* [DATA PROVIDED]:
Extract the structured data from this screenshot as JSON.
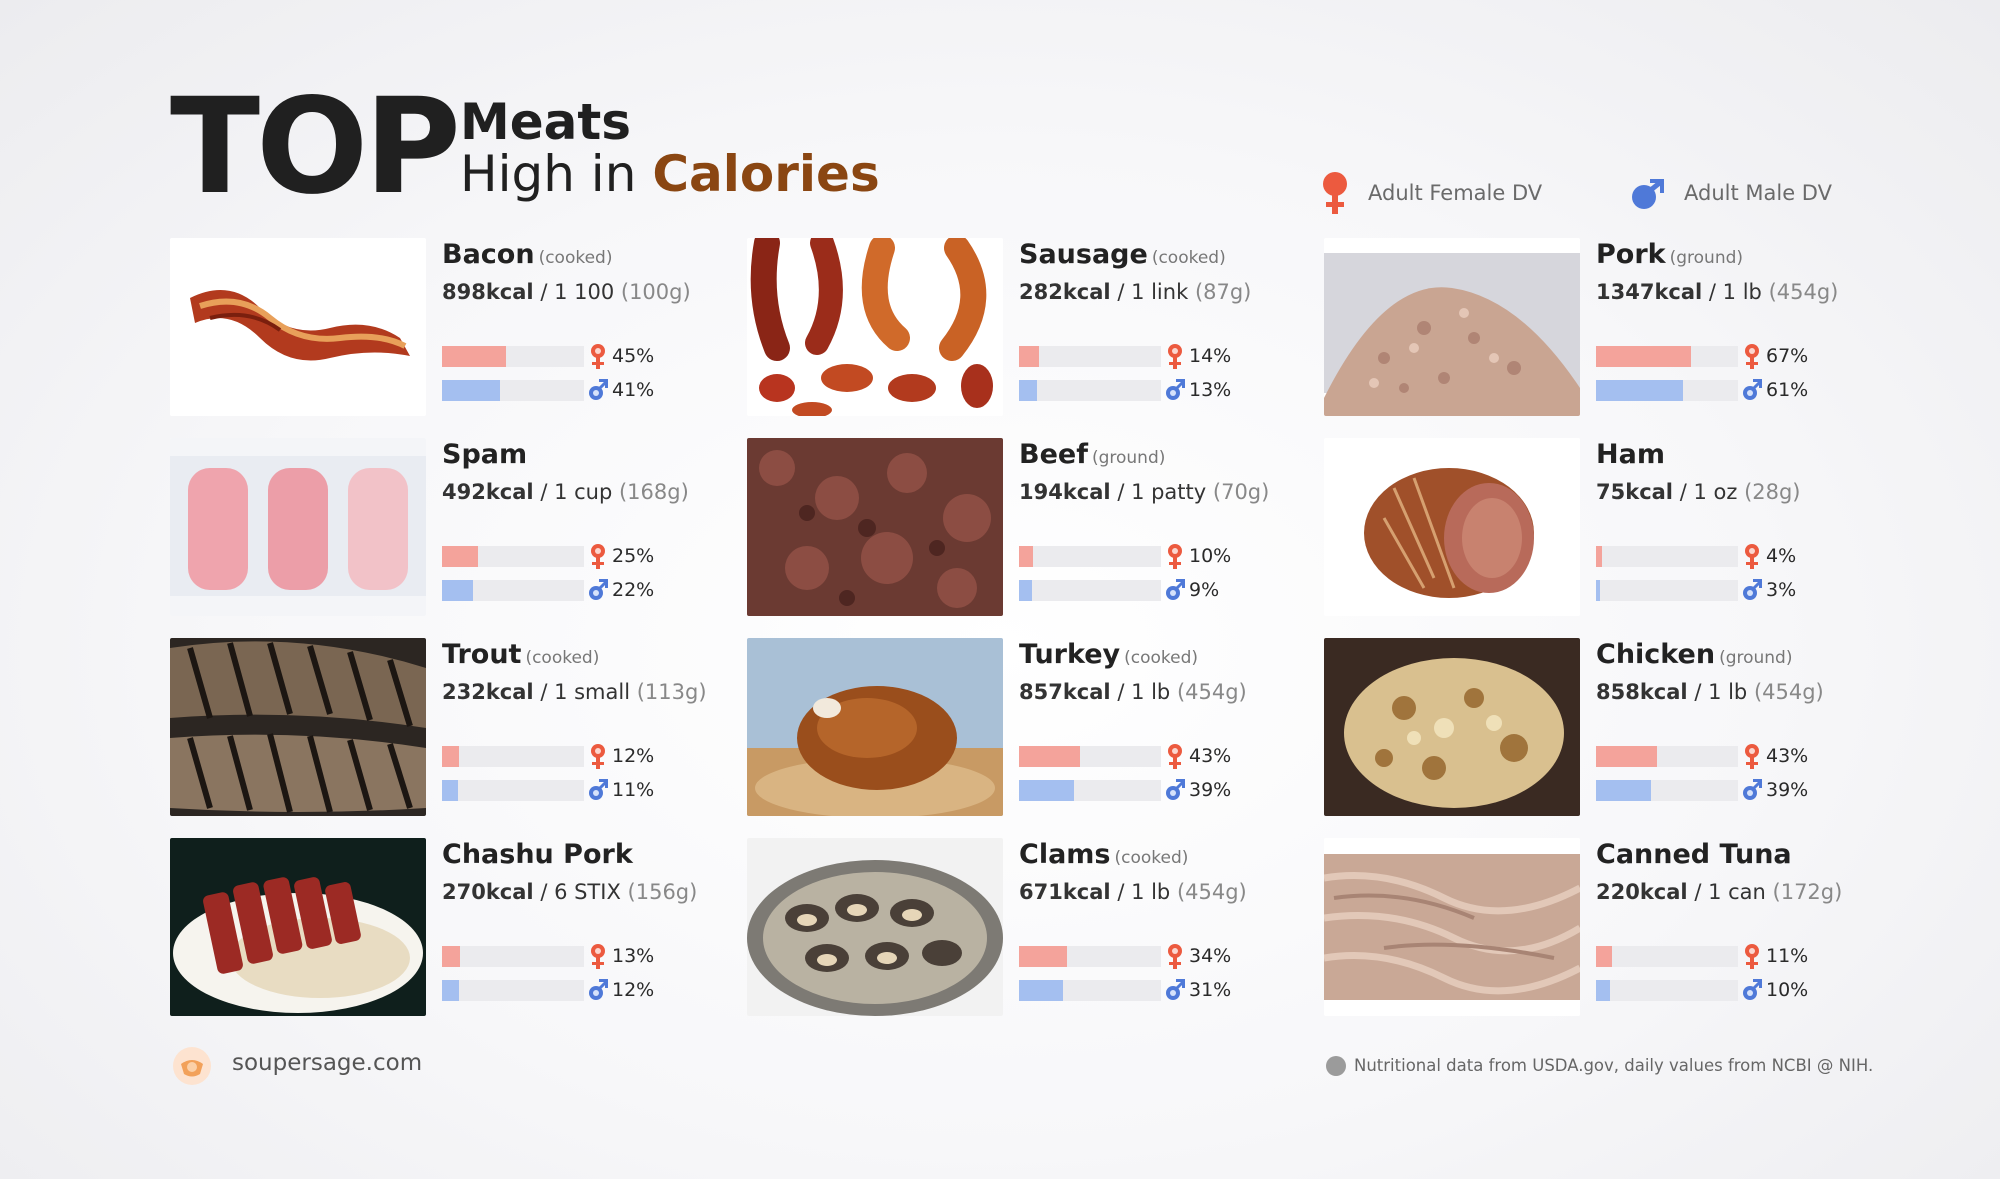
{
  "header": {
    "top_word": "TOP",
    "title_line1": "Meats",
    "title_line2_prefix": "High in",
    "title_line2_accent": "Calories"
  },
  "legend": {
    "female_label": "Adult Female DV",
    "male_label": "Adult Male DV"
  },
  "colors": {
    "female": "#ec5a3f",
    "male": "#4f79d8",
    "female_bar": "#f4a39b",
    "male_bar": "#a4bff0",
    "accent": "#8a4612"
  },
  "items": [
    {
      "name": "Bacon",
      "prep": "(cooked)",
      "kcal": "898kcal",
      "amount": "/ 1 100",
      "grams": "(100g)",
      "female_pct": "45%",
      "male_pct": "41%",
      "female_value": 45,
      "male_value": 41,
      "image": "bacon"
    },
    {
      "name": "Sausage",
      "prep": "(cooked)",
      "kcal": "282kcal",
      "amount": "/ 1 link",
      "grams": "(87g)",
      "female_pct": "14%",
      "male_pct": "13%",
      "female_value": 14,
      "male_value": 13,
      "image": "sausage"
    },
    {
      "name": "Pork",
      "prep": "(ground)",
      "kcal": "1347kcal",
      "amount": "/ 1 lb",
      "grams": "(454g)",
      "female_pct": "67%",
      "male_pct": "61%",
      "female_value": 67,
      "male_value": 61,
      "image": "ground-pork"
    },
    {
      "name": "Spam",
      "prep": "",
      "kcal": "492kcal",
      "amount": "/ 1 cup",
      "grams": "(168g)",
      "female_pct": "25%",
      "male_pct": "22%",
      "female_value": 25,
      "male_value": 22,
      "image": "spam"
    },
    {
      "name": "Beef",
      "prep": "(ground)",
      "kcal": "194kcal",
      "amount": "/ 1 patty",
      "grams": "(70g)",
      "female_pct": "10%",
      "male_pct": "9%",
      "female_value": 10,
      "male_value": 9,
      "image": "ground-beef"
    },
    {
      "name": "Ham",
      "prep": "",
      "kcal": "75kcal",
      "amount": "/ 1 oz",
      "grams": "(28g)",
      "female_pct": "4%",
      "male_pct": "3%",
      "female_value": 4,
      "male_value": 3,
      "image": "ham"
    },
    {
      "name": "Trout",
      "prep": "(cooked)",
      "kcal": "232kcal",
      "amount": "/ 1 small",
      "grams": "(113g)",
      "female_pct": "12%",
      "male_pct": "11%",
      "female_value": 12,
      "male_value": 11,
      "image": "trout"
    },
    {
      "name": "Turkey",
      "prep": "(cooked)",
      "kcal": "857kcal",
      "amount": "/ 1 lb",
      "grams": "(454g)",
      "female_pct": "43%",
      "male_pct": "39%",
      "female_value": 43,
      "male_value": 39,
      "image": "turkey"
    },
    {
      "name": "Chicken",
      "prep": "(ground)",
      "kcal": "858kcal",
      "amount": "/ 1 lb",
      "grams": "(454g)",
      "female_pct": "43%",
      "male_pct": "39%",
      "female_value": 43,
      "male_value": 39,
      "image": "chicken"
    },
    {
      "name": "Chashu Pork",
      "prep": "",
      "kcal": "270kcal",
      "amount": "/ 6 STIX",
      "grams": "(156g)",
      "female_pct": "13%",
      "male_pct": "12%",
      "female_value": 13,
      "male_value": 12,
      "image": "chashu-pork"
    },
    {
      "name": "Clams",
      "prep": "(cooked)",
      "kcal": "671kcal",
      "amount": "/ 1 lb",
      "grams": "(454g)",
      "female_pct": "34%",
      "male_pct": "31%",
      "female_value": 34,
      "male_value": 31,
      "image": "clams"
    },
    {
      "name": "Canned Tuna",
      "prep": "",
      "kcal": "220kcal",
      "amount": "/ 1 can",
      "grams": "(172g)",
      "female_pct": "11%",
      "male_pct": "10%",
      "female_value": 11,
      "male_value": 10,
      "image": "canned-tuna"
    }
  ],
  "footer": {
    "site": "soupersage.com",
    "source": "Nutritional data from USDA.gov, daily values from NCBI @ NIH."
  }
}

* [OBJECTIVE]:
Give the entries again without a single change, but with no pictures.

* [WRITTEN ANSWER]:
Extract the structured data from this screenshot as JSON.
{
  "header": {
    "top_word": "TOP",
    "title_line1": "Meats",
    "title_line2_prefix": "High in",
    "title_line2_accent": "Calories"
  },
  "legend": {
    "female_label": "Adult Female DV",
    "male_label": "Adult Male DV"
  },
  "colors": {
    "female": "#ec5a3f",
    "male": "#4f79d8",
    "female_bar": "#f4a39b",
    "male_bar": "#a4bff0",
    "accent": "#8a4612"
  },
  "items": [
    {
      "name": "Bacon",
      "prep": "(cooked)",
      "kcal": "898kcal",
      "amount": "/ 1 100",
      "grams": "(100g)",
      "female_pct": "45%",
      "male_pct": "41%",
      "female_value": 45,
      "male_value": 41,
      "image": "bacon"
    },
    {
      "name": "Sausage",
      "prep": "(cooked)",
      "kcal": "282kcal",
      "amount": "/ 1 link",
      "grams": "(87g)",
      "female_pct": "14%",
      "male_pct": "13%",
      "female_value": 14,
      "male_value": 13,
      "image": "sausage"
    },
    {
      "name": "Pork",
      "prep": "(ground)",
      "kcal": "1347kcal",
      "amount": "/ 1 lb",
      "grams": "(454g)",
      "female_pct": "67%",
      "male_pct": "61%",
      "female_value": 67,
      "male_value": 61,
      "image": "ground-pork"
    },
    {
      "name": "Spam",
      "prep": "",
      "kcal": "492kcal",
      "amount": "/ 1 cup",
      "grams": "(168g)",
      "female_pct": "25%",
      "male_pct": "22%",
      "female_value": 25,
      "male_value": 22,
      "image": "spam"
    },
    {
      "name": "Beef",
      "prep": "(ground)",
      "kcal": "194kcal",
      "amount": "/ 1 patty",
      "grams": "(70g)",
      "female_pct": "10%",
      "male_pct": "9%",
      "female_value": 10,
      "male_value": 9,
      "image": "ground-beef"
    },
    {
      "name": "Ham",
      "prep": "",
      "kcal": "75kcal",
      "amount": "/ 1 oz",
      "grams": "(28g)",
      "female_pct": "4%",
      "male_pct": "3%",
      "female_value": 4,
      "male_value": 3,
      "image": "ham"
    },
    {
      "name": "Trout",
      "prep": "(cooked)",
      "kcal": "232kcal",
      "amount": "/ 1 small",
      "grams": "(113g)",
      "female_pct": "12%",
      "male_pct": "11%",
      "female_value": 12,
      "male_value": 11,
      "image": "trout"
    },
    {
      "name": "Turkey",
      "prep": "(cooked)",
      "kcal": "857kcal",
      "amount": "/ 1 lb",
      "grams": "(454g)",
      "female_pct": "43%",
      "male_pct": "39%",
      "female_value": 43,
      "male_value": 39,
      "image": "turkey"
    },
    {
      "name": "Chicken",
      "prep": "(ground)",
      "kcal": "858kcal",
      "amount": "/ 1 lb",
      "grams": "(454g)",
      "female_pct": "43%",
      "male_pct": "39%",
      "female_value": 43,
      "male_value": 39,
      "image": "chicken"
    },
    {
      "name": "Chashu Pork",
      "prep": "",
      "kcal": "270kcal",
      "amount": "/ 6 STIX",
      "grams": "(156g)",
      "female_pct": "13%",
      "male_pct": "12%",
      "female_value": 13,
      "male_value": 12,
      "image": "chashu-pork"
    },
    {
      "name": "Clams",
      "prep": "(cooked)",
      "kcal": "671kcal",
      "amount": "/ 1 lb",
      "grams": "(454g)",
      "female_pct": "34%",
      "male_pct": "31%",
      "female_value": 34,
      "male_value": 31,
      "image": "clams"
    },
    {
      "name": "Canned Tuna",
      "prep": "",
      "kcal": "220kcal",
      "amount": "/ 1 can",
      "grams": "(172g)",
      "female_pct": "11%",
      "male_pct": "10%",
      "female_value": 11,
      "male_value": 10,
      "image": "canned-tuna"
    }
  ],
  "footer": {
    "site": "soupersage.com",
    "source": "Nutritional data from USDA.gov, daily values from NCBI @ NIH."
  }
}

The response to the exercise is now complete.